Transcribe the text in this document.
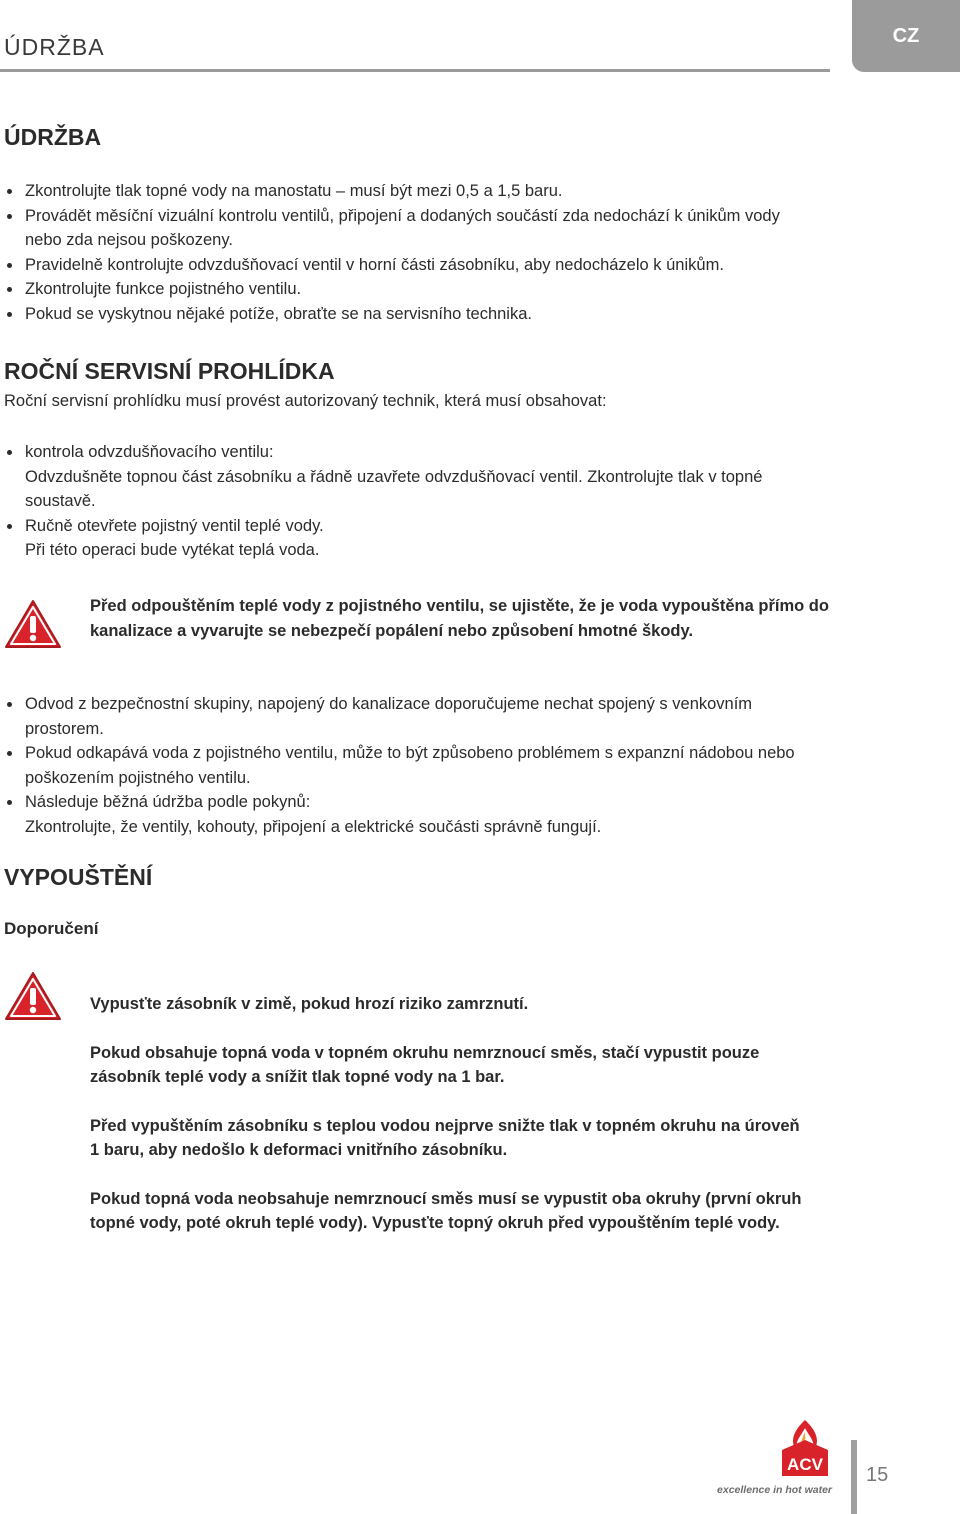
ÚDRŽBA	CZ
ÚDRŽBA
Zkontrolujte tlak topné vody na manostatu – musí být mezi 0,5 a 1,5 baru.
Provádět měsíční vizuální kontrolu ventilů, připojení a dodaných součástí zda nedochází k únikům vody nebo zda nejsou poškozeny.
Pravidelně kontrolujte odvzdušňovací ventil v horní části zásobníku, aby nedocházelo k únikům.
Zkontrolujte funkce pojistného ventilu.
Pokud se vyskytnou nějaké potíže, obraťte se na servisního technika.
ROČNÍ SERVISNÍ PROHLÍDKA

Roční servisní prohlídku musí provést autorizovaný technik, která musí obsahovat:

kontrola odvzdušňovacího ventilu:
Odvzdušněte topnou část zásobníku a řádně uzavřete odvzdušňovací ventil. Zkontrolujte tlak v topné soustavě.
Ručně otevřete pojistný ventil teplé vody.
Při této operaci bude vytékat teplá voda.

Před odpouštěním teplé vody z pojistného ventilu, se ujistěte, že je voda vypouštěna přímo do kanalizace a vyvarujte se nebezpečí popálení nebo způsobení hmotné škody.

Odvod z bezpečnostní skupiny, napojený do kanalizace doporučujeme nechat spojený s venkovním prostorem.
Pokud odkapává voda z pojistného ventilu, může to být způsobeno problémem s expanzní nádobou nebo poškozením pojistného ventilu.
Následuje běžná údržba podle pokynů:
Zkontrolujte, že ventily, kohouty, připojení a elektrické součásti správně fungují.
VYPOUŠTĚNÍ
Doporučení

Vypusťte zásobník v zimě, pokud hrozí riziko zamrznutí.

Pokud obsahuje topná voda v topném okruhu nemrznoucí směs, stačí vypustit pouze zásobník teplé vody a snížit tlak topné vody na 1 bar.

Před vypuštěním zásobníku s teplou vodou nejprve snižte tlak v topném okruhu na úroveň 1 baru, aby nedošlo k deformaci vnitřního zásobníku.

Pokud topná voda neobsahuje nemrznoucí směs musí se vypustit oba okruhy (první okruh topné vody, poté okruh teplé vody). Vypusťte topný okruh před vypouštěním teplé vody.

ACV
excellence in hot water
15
- - -
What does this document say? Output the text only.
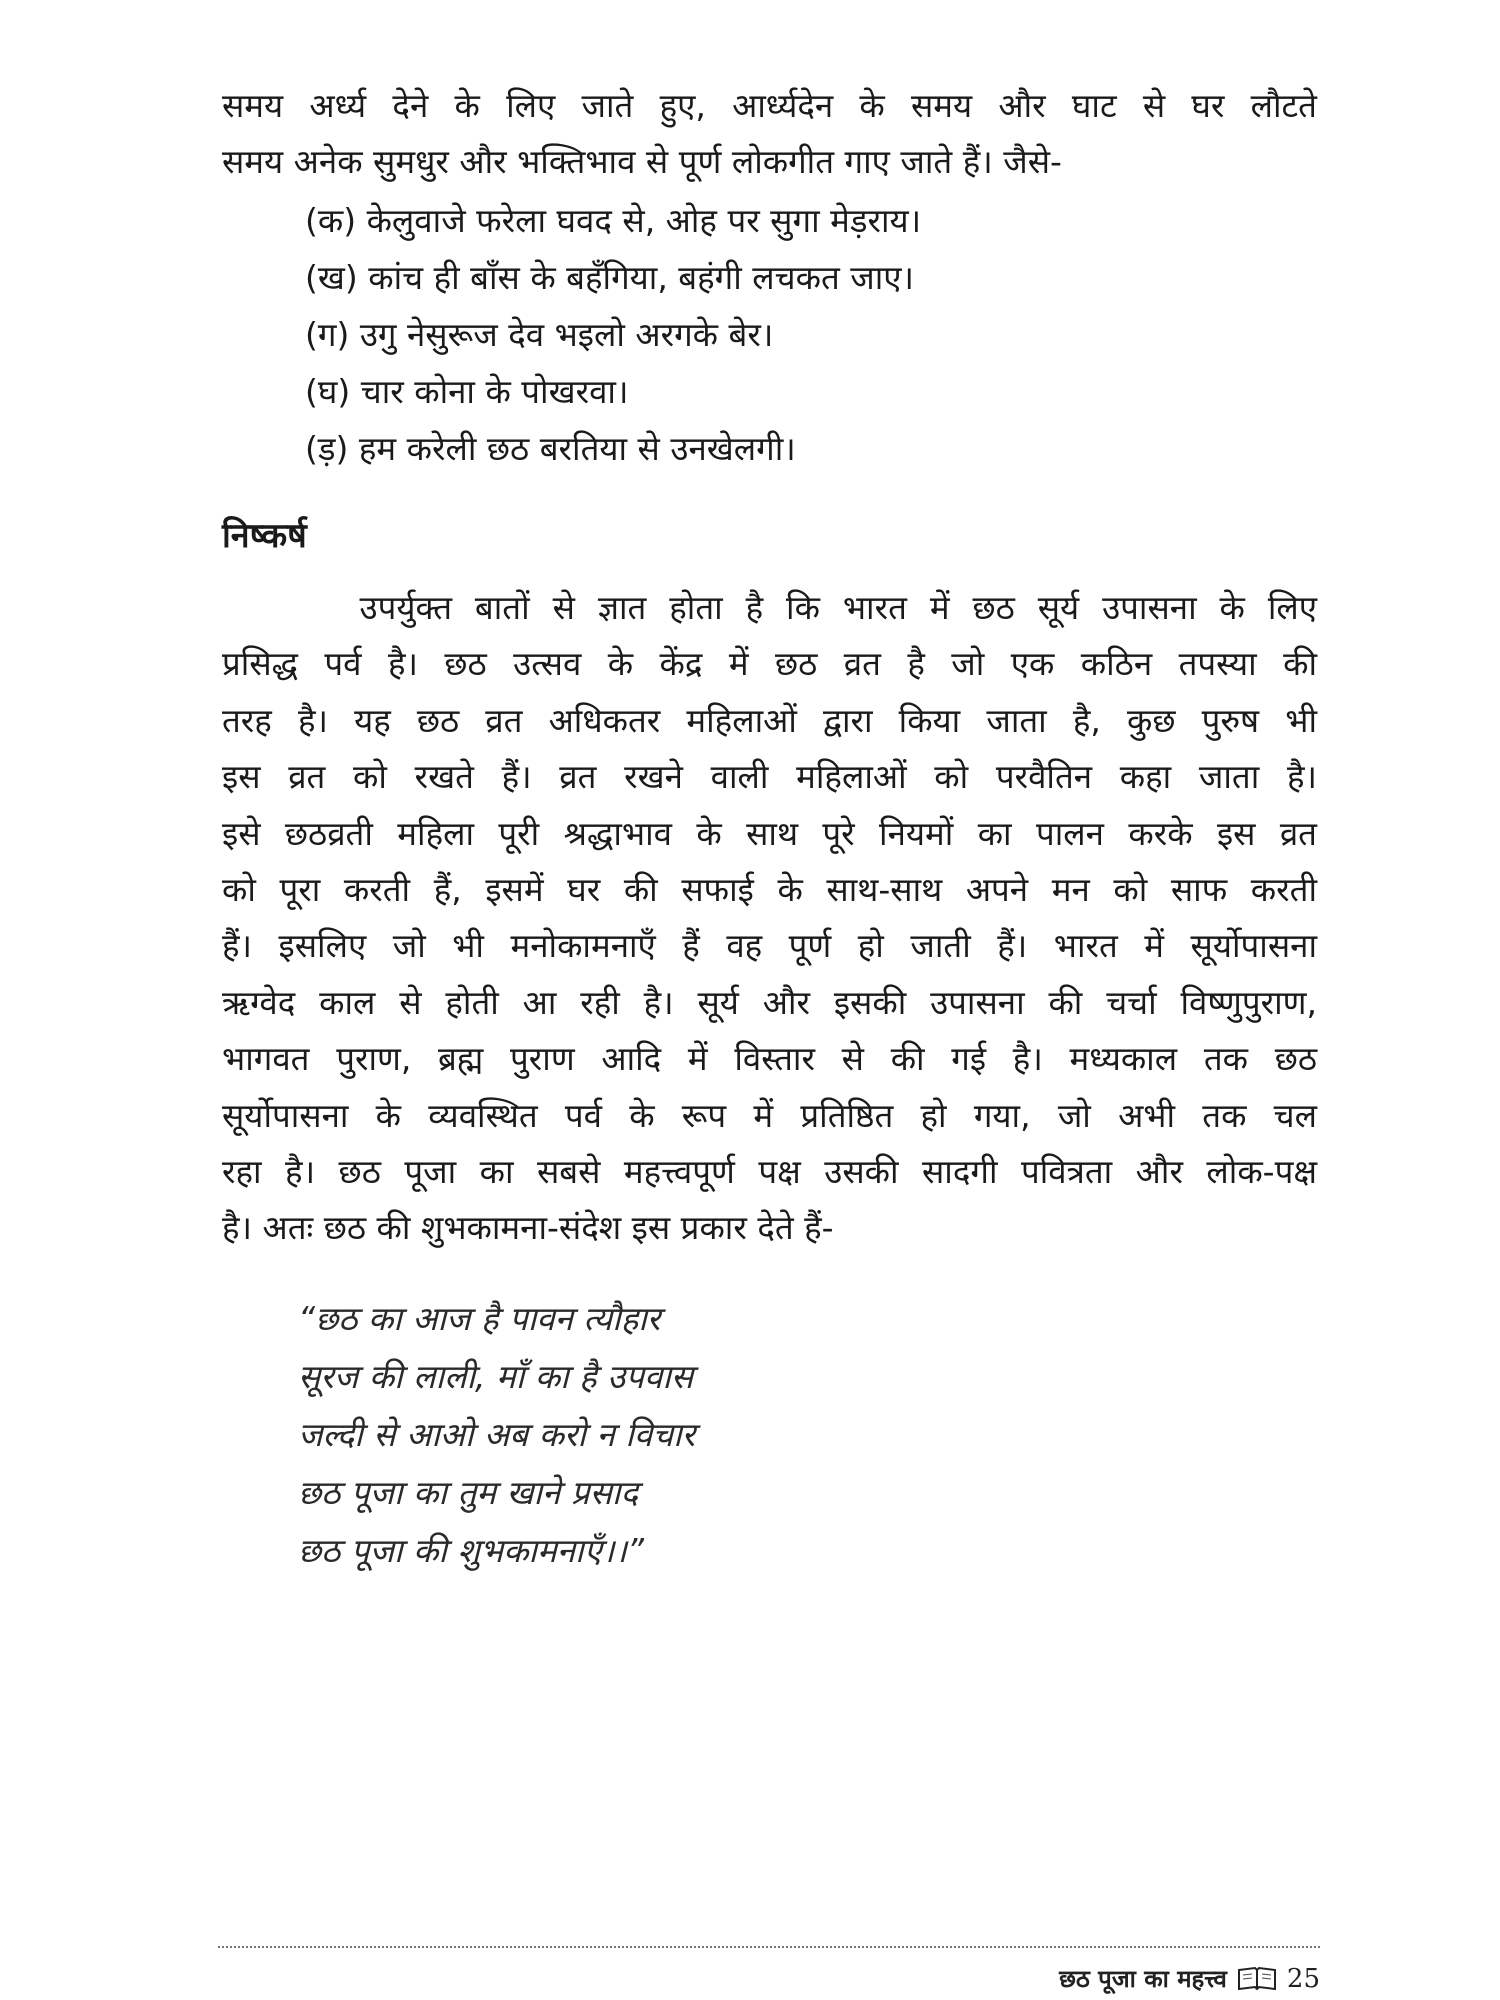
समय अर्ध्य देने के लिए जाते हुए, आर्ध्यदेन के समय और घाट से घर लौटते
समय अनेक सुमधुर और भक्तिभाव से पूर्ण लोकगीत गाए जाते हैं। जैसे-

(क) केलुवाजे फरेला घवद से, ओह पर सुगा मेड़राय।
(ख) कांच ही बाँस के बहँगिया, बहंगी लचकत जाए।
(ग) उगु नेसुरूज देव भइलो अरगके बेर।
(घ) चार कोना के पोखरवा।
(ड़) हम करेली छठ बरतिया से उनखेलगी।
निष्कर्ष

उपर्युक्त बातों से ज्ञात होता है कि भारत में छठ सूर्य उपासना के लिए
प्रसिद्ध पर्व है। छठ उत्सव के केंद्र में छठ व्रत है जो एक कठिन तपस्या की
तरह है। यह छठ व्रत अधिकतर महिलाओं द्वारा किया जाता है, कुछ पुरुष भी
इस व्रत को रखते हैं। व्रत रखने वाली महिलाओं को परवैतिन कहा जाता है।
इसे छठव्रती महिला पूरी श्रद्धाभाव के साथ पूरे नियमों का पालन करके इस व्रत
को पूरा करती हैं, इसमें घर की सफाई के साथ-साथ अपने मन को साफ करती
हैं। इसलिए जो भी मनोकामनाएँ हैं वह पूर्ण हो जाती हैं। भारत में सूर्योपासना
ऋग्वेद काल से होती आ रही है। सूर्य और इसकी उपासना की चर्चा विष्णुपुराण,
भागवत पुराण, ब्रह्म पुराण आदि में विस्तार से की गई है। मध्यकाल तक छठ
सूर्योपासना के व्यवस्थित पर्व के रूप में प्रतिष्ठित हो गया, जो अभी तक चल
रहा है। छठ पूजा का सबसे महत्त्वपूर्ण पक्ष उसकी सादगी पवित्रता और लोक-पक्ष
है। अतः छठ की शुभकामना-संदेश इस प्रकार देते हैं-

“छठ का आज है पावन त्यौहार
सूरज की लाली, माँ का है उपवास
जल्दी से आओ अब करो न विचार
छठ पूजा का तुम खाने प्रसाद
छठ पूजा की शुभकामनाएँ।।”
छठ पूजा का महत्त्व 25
- - -
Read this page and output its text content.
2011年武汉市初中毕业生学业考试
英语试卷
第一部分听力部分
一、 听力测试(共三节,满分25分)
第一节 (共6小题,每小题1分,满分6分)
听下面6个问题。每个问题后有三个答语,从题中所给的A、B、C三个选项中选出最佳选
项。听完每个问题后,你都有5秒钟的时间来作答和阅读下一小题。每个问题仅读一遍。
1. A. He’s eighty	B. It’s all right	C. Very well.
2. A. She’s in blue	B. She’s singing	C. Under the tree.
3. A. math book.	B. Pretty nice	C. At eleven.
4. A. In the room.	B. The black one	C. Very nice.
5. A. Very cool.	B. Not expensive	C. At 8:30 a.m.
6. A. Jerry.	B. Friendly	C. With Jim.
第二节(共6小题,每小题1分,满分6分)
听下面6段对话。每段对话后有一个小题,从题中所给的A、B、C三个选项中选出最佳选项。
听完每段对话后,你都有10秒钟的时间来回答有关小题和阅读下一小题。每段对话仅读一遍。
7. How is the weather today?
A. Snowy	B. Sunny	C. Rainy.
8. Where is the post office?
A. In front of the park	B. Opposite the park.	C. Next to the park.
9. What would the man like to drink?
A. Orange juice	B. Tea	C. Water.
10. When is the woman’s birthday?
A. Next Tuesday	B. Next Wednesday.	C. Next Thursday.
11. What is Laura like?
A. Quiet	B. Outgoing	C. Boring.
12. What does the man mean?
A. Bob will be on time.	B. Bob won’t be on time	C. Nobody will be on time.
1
- - -
Exercise requirements: Pull every line containing the word "únikům" out of the entries above.

Exercise result:
Provádět měsíční vizuální kontrolu ventilů, připojení a dodaných součástí zda nedochází k únikům vody nebo zda nejsou poškozeny.
Pravidelně kontrolujte odvzdušňovací ventil v horní části zásobníku, aby nedocházelo k únikům.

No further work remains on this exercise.